Exercise: Reproduce all entries precisely, down to the last character.

Supplied material:
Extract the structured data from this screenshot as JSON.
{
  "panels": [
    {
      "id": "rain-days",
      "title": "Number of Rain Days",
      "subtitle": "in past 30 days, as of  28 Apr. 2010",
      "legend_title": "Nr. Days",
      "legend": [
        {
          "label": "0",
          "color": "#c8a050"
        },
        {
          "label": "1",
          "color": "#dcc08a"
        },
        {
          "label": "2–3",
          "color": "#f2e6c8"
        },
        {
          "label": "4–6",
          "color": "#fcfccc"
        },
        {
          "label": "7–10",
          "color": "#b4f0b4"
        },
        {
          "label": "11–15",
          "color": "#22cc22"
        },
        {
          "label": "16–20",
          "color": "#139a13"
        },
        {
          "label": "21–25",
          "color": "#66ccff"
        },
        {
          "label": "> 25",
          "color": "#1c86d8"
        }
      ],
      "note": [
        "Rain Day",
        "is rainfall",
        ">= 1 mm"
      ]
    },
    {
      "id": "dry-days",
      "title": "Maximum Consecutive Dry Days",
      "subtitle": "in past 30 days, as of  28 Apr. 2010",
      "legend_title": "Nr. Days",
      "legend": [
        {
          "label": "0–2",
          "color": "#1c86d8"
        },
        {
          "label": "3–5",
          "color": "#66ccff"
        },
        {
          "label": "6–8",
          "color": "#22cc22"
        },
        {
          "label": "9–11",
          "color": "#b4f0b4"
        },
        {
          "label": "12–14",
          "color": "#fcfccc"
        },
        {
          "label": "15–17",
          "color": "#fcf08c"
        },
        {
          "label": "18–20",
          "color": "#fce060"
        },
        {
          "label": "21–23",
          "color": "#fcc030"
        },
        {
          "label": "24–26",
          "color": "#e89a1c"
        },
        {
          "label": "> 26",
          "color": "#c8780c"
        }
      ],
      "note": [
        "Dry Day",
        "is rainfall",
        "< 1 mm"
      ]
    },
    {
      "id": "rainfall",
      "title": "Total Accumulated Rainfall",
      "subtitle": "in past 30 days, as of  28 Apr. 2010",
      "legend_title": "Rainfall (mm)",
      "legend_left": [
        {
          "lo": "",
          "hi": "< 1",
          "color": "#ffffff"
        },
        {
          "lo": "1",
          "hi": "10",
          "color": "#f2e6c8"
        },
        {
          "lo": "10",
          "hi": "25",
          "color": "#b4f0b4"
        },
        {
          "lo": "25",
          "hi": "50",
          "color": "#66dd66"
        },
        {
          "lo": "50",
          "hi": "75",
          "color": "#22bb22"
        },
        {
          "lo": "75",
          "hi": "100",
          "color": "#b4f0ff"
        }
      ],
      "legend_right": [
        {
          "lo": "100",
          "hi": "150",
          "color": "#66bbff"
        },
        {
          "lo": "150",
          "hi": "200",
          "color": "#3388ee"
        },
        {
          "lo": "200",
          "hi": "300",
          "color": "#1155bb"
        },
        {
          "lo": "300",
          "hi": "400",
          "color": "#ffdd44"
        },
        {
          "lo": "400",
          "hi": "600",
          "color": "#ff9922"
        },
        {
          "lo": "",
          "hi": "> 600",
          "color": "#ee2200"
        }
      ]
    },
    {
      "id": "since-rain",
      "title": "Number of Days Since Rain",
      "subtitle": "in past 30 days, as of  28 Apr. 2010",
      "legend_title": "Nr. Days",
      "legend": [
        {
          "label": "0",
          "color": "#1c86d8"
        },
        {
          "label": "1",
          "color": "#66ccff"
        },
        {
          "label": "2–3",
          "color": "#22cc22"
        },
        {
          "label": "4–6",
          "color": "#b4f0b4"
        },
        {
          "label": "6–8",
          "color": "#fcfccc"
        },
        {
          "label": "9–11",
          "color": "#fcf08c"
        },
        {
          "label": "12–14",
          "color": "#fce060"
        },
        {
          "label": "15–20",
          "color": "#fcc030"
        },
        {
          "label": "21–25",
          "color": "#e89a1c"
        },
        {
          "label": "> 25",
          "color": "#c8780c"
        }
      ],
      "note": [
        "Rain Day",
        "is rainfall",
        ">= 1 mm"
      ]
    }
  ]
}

Completed task:
Extract the structured data from this screenshot as JSON.
{
  "panels": [
    {
      "id": "rain-days",
      "title": "Number of Rain Days",
      "subtitle": "in past 30 days, as of  28 Apr. 2010",
      "legend_title": "Nr. Days",
      "legend": [
        {
          "label": "0",
          "color": "#c8a050"
        },
        {
          "label": "1",
          "color": "#dcc08a"
        },
        {
          "label": "2–3",
          "color": "#f2e6c8"
        },
        {
          "label": "4–6",
          "color": "#fcfccc"
        },
        {
          "label": "7–10",
          "color": "#b4f0b4"
        },
        {
          "label": "11–15",
          "color": "#22cc22"
        },
        {
          "label": "16–20",
          "color": "#139a13"
        },
        {
          "label": "21–25",
          "color": "#66ccff"
        },
        {
          "label": "> 25",
          "color": "#1c86d8"
        }
      ],
      "note": [
        "Rain Day",
        "is rainfall",
        ">= 1 mm"
      ]
    },
    {
      "id": "dry-days",
      "title": "Maximum Consecutive Dry Days",
      "subtitle": "in past 30 days, as of  28 Apr. 2010",
      "legend_title": "Nr. Days",
      "legend": [
        {
          "label": "0–2",
          "color": "#1c86d8"
        },
        {
          "label": "3–5",
          "color": "#66ccff"
        },
        {
          "label": "6–8",
          "color": "#22cc22"
        },
        {
          "label": "9–11",
          "color": "#b4f0b4"
        },
        {
          "label": "12–14",
          "color": "#fcfccc"
        },
        {
          "label": "15–17",
          "color": "#fcf08c"
        },
        {
          "label": "18–20",
          "color": "#fce060"
        },
        {
          "label": "21–23",
          "color": "#fcc030"
        },
        {
          "label": "24–26",
          "color": "#e89a1c"
        },
        {
          "label": "> 26",
          "color": "#c8780c"
        }
      ],
      "note": [
        "Dry Day",
        "is rainfall",
        "< 1 mm"
      ]
    },
    {
      "id": "rainfall",
      "title": "Total Accumulated Rainfall",
      "subtitle": "in past 30 days, as of  28 Apr. 2010",
      "legend_title": "Rainfall (mm)",
      "legend_left": [
        {
          "lo": "",
          "hi": "< 1",
          "color": "#ffffff"
        },
        {
          "lo": "1",
          "hi": "10",
          "color": "#f2e6c8"
        },
        {
          "lo": "10",
          "hi": "25",
          "color": "#b4f0b4"
        },
        {
          "lo": "25",
          "hi": "50",
          "color": "#66dd66"
        },
        {
          "lo": "50",
          "hi": "75",
          "color": "#22bb22"
        },
        {
          "lo": "75",
          "hi": "100",
          "color": "#b4f0ff"
        }
      ],
      "legend_right": [
        {
          "lo": "100",
          "hi": "150",
          "color": "#66bbff"
        },
        {
          "lo": "150",
          "hi": "200",
          "color": "#3388ee"
        },
        {
          "lo": "200",
          "hi": "300",
          "color": "#1155bb"
        },
        {
          "lo": "300",
          "hi": "400",
          "color": "#ffdd44"
        },
        {
          "lo": "400",
          "hi": "600",
          "color": "#ff9922"
        },
        {
          "lo": "",
          "hi": "> 600",
          "color": "#ee2200"
        }
      ]
    },
    {
      "id": "since-rain",
      "title": "Number of Days Since Rain",
      "subtitle": "in past 30 days, as of  28 Apr. 2010",
      "legend_title": "Nr. Days",
      "legend": [
        {
          "label": "0",
          "color": "#1c86d8"
        },
        {
          "label": "1",
          "color": "#66ccff"
        },
        {
          "label": "2–3",
          "color": "#22cc22"
        },
        {
          "label": "4–6",
          "color": "#b4f0b4"
        },
        {
          "label": "6–8",
          "color": "#fcfccc"
        },
        {
          "label": "9–11",
          "color": "#fcf08c"
        },
        {
          "label": "12–14",
          "color": "#fce060"
        },
        {
          "label": "15–20",
          "color": "#fcc030"
        },
        {
          "label": "21–25",
          "color": "#e89a1c"
        },
        {
          "label": "> 25",
          "color": "#c8780c"
        }
      ],
      "note": [
        "Rain Day",
        "is rainfall",
        ">= 1 mm"
      ]
    }
  ]
}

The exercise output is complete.